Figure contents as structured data
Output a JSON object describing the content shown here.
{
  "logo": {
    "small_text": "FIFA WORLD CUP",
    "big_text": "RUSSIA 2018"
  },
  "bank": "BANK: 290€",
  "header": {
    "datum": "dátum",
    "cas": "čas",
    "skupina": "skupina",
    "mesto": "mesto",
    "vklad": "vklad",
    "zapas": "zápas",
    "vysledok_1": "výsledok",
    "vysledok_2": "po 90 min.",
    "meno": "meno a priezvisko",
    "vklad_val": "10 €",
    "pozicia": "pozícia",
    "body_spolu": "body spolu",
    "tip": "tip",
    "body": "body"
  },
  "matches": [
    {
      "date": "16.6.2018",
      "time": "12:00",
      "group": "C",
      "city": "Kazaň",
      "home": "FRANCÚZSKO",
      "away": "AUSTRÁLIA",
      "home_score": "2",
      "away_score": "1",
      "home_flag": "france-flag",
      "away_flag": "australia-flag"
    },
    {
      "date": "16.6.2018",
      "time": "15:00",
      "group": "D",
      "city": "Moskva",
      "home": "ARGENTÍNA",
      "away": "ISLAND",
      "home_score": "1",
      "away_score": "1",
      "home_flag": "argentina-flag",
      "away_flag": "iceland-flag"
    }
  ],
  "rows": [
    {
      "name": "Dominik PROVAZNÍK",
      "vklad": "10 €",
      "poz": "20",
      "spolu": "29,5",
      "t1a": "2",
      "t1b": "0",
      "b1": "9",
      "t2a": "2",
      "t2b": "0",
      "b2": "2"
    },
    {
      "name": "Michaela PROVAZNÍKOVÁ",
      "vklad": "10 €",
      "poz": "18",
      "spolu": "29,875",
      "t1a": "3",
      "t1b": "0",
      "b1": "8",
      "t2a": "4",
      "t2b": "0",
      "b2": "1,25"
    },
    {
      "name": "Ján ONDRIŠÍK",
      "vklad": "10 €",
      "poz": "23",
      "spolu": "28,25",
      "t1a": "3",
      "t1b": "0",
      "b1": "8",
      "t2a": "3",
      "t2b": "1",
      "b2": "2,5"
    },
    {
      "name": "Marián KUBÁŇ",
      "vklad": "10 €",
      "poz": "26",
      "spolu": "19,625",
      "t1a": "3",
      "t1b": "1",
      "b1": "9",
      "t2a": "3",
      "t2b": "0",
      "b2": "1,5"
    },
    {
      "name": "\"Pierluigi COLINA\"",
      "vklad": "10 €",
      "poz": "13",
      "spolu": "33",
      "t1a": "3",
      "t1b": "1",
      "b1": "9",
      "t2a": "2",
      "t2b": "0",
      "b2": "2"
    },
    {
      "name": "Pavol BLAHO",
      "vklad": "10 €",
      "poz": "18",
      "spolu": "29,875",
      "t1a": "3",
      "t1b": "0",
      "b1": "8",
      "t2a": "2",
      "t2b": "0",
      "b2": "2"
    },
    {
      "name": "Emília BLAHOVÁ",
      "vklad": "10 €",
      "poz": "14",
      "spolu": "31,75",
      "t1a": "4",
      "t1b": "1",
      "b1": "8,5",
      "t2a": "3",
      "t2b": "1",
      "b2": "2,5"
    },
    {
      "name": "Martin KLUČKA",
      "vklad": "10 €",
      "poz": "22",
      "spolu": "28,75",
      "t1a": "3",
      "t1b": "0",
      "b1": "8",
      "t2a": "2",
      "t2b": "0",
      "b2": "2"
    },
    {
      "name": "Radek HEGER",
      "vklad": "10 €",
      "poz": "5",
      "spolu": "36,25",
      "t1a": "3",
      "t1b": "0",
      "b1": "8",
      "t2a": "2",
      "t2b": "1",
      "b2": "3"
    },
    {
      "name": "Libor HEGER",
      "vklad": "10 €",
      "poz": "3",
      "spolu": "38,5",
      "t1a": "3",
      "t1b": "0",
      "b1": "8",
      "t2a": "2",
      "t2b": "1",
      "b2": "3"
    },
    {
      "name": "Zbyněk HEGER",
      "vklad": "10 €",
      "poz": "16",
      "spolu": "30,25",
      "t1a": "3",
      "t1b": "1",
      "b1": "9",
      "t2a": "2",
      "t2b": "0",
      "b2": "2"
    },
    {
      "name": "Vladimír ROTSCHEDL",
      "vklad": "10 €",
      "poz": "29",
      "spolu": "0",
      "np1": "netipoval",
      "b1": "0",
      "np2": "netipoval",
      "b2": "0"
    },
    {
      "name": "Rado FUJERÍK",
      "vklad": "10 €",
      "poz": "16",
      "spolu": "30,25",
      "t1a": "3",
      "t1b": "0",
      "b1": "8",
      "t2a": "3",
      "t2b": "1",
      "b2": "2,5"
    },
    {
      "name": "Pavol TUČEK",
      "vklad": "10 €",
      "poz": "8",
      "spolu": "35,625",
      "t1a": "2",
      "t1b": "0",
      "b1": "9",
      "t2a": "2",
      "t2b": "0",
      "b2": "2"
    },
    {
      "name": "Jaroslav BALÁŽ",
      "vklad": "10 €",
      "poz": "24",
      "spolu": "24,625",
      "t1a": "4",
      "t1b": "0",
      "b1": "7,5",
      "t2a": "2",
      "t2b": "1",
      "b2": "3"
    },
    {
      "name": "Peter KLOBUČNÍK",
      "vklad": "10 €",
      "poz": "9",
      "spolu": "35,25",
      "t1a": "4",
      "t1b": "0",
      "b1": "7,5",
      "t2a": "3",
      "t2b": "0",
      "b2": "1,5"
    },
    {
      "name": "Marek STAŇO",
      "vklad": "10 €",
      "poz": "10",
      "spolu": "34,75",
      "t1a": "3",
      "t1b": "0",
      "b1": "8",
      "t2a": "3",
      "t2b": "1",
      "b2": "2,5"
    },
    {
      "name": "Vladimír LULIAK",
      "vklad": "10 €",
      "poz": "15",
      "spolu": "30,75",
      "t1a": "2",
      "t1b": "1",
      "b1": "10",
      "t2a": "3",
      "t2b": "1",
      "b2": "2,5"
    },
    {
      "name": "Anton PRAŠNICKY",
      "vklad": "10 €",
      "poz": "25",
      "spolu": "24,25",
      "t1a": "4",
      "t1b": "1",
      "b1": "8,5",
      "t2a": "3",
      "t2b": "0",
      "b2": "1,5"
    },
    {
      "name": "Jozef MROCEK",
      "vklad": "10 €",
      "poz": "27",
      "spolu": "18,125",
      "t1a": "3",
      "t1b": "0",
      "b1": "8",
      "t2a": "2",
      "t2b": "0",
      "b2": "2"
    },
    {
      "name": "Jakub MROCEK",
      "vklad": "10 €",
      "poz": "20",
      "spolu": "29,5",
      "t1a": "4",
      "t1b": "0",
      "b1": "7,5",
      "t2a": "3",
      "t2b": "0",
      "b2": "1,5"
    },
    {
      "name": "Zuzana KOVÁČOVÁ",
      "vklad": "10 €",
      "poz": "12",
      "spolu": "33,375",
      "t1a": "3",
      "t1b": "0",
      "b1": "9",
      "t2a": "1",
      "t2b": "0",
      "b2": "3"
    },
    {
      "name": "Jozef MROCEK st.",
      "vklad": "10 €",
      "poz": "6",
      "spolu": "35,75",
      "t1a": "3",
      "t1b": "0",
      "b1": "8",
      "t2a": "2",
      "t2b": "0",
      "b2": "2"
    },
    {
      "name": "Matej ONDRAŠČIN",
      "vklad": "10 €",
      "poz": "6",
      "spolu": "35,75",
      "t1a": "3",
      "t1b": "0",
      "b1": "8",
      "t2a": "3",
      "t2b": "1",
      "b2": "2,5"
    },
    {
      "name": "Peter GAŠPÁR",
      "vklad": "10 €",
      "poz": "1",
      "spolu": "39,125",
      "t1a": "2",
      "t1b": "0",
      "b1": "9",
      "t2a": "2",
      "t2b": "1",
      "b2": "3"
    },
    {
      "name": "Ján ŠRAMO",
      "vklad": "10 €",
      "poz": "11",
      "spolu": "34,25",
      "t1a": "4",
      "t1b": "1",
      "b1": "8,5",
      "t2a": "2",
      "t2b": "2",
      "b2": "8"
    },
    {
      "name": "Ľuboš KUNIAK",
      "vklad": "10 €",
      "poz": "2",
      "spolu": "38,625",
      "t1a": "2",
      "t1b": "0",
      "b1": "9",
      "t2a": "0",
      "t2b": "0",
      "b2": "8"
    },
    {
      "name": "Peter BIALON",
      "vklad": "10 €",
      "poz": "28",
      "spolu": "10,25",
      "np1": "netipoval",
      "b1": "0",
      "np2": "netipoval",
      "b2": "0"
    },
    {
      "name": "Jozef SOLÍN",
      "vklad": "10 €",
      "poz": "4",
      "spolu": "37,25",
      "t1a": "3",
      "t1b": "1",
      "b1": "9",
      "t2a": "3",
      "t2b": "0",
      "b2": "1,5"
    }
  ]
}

### EXERCISE AIM
Search the material above for "Jozef". Pull out each line where it shows up.

### REPLY
      "name": "Jozef MROCEK",
      "name": "Jozef MROCEK st.",
      "name": "Jozef SOLÍN",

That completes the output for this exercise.